* WORK TO COMPLETE *
In the article on the decorated gourd, what was the gourd originally used to store?

Monday, October 25, 2010
Royal Blood May Be Hidden Inside Decorated Gourd
* A decorated gourd dated to 1793 may contain the blood of Louis XVI, who was executed that same year.
* Residue found inside the gourd has been identified as blood, with DNA analysis providing links to the French king.
* Both historical evidence and text fired onto the gourd further connect the blood to Louis XVI.
While storing blood or body parts in a decorated squash might seem unlikely now, it wouldn't have been for the time. Click to enlarge this image.
Carved pumpkins abound this Halloween season, but a decorated gourd dated to 1793 may be the spookiest of them all. New research determines it may contain the blood of Louis XVI, who was executed by guillotine that same year.
The research, accepted for publication in the journal Forensic Science International: Genetics, shows how genetic analysis can provide new historical evidence independent of other traditional sources of information.
The gourd, originally used to store gunpowder, was extensively decorated on the outside with a flame tool. Burned into its surface is the text: "Maximilien Bourdaloue on January 21st, dipped his handkerchief in the blood of Louis XVI after his beheading."
"It is described in contemporaneous accounts that there was a lot of blood in the scaffold after the beheading and that, in fact, many people went there to dip their handkerchiefs in the blood," Carles Lalueza-Fox, lead author of the study and a researcher at Spain's Institute of Evolutionary Biology, told Discovery News.
The handkerchief is now missing from the gourd, but Lalueza-Fox and his team identified a brownish substance on the interior of the dried squash. Biochemical tests determined that the substance was dried blood.
Lalueza-Fox recalled that the king was known for his blue eyes, featured prominently in paintings. He then got the idea of looking for the blue eyes mutation within the dried blood's DNA. The scientists found this mutation, at a gene called HERC2.
The researchers also analyzed other aspects of the blood's genetics, such as its mitochondrial DNA profile, its Y chromosome profile and some other markers. These all revealed that the DNA profile "found inside the gourd is extremely rare in modern Eurasians," suggesting that it may derive from a royal bloodline.
"We have conducted an analysis of the 'person' who is inside the gourd for which we have historical evidence could be the king, but for definite proof we need someone to compare (the findings) with," Lalueza-Fox said.
As luck would have it, a probable organ from such an individual exists. A heart located in a royal French crypt is thought to belong to the king's son, Louis XVII, who died when he was just 10 years old. The heart was cut from the young boy's tumor-ridden body and pickled after Louis XVII spent three horrific years in Paris' Temple Prison.
Bodily remains of Marie Antoinette maternal relatives allowed for genetic comparisons to the DNA in the heart using mitochondrial DNA, which is passed down from a mother to her children. Lalueza-Fox now hopes the gourd blood's DNA can be compared to what's in the heart.
Together, the human remains are reminders of the brutal, 10-year-long French Revolution, which saw the collapse of the country's absolute monarchy. The gourd even has the names of key figures from the revolutionary period burnt into it, including Georges Danton, Jean Paul Marat, Camille Desmoulins, Louis-Sebastien Mercier, Joseph Ignace Guillotin, Maximilien Robespierre, Bernard-Rene de Launay, Jacques de Flesselles and Joseph Foullon.

* DATA EXTRACTS *

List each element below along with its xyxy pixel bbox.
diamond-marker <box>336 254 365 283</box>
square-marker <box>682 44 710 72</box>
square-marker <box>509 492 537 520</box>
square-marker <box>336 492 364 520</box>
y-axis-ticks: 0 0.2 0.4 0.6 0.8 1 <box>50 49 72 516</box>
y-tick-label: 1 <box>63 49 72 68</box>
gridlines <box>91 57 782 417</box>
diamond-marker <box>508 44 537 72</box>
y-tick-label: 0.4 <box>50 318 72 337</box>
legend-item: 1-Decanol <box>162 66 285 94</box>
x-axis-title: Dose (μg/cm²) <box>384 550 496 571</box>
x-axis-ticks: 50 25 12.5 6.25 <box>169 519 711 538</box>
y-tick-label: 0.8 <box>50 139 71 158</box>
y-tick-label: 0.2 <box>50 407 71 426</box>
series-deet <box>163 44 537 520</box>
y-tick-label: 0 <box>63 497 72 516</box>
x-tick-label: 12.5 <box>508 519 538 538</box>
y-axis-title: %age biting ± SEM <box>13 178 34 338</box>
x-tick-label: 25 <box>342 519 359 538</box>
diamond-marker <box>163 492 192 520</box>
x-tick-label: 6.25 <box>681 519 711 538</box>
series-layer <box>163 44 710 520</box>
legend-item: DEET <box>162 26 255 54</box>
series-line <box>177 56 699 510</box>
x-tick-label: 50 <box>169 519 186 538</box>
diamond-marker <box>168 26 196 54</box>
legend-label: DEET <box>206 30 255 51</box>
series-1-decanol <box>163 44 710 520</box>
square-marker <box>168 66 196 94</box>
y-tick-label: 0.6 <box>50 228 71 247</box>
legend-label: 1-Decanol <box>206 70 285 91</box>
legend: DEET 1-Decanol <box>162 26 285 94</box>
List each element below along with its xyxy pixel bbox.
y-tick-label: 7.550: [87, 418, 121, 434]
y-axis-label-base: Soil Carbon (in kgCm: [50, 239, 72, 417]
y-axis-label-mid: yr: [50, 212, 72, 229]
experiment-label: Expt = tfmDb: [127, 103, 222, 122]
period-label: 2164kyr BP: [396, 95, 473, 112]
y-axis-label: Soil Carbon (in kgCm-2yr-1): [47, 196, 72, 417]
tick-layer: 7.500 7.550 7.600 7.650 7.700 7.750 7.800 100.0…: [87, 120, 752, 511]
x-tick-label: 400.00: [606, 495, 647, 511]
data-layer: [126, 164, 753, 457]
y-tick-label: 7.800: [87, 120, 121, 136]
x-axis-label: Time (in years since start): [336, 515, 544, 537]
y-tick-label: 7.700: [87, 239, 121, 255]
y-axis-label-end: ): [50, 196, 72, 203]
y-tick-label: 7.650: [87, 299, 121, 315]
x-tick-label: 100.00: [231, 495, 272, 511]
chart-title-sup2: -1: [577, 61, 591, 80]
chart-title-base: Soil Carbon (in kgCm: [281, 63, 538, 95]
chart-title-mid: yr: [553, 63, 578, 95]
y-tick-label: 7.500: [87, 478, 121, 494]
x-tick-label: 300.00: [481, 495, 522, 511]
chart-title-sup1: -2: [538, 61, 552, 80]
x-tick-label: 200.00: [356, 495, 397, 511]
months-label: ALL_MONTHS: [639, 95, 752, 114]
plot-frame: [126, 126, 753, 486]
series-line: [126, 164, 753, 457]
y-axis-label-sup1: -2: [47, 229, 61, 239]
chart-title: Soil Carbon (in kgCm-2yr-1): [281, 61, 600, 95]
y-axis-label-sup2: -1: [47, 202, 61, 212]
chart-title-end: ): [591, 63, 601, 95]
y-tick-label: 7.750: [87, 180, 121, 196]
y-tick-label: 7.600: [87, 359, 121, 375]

* ANSWER FOR THE TASK *
Gunpowder.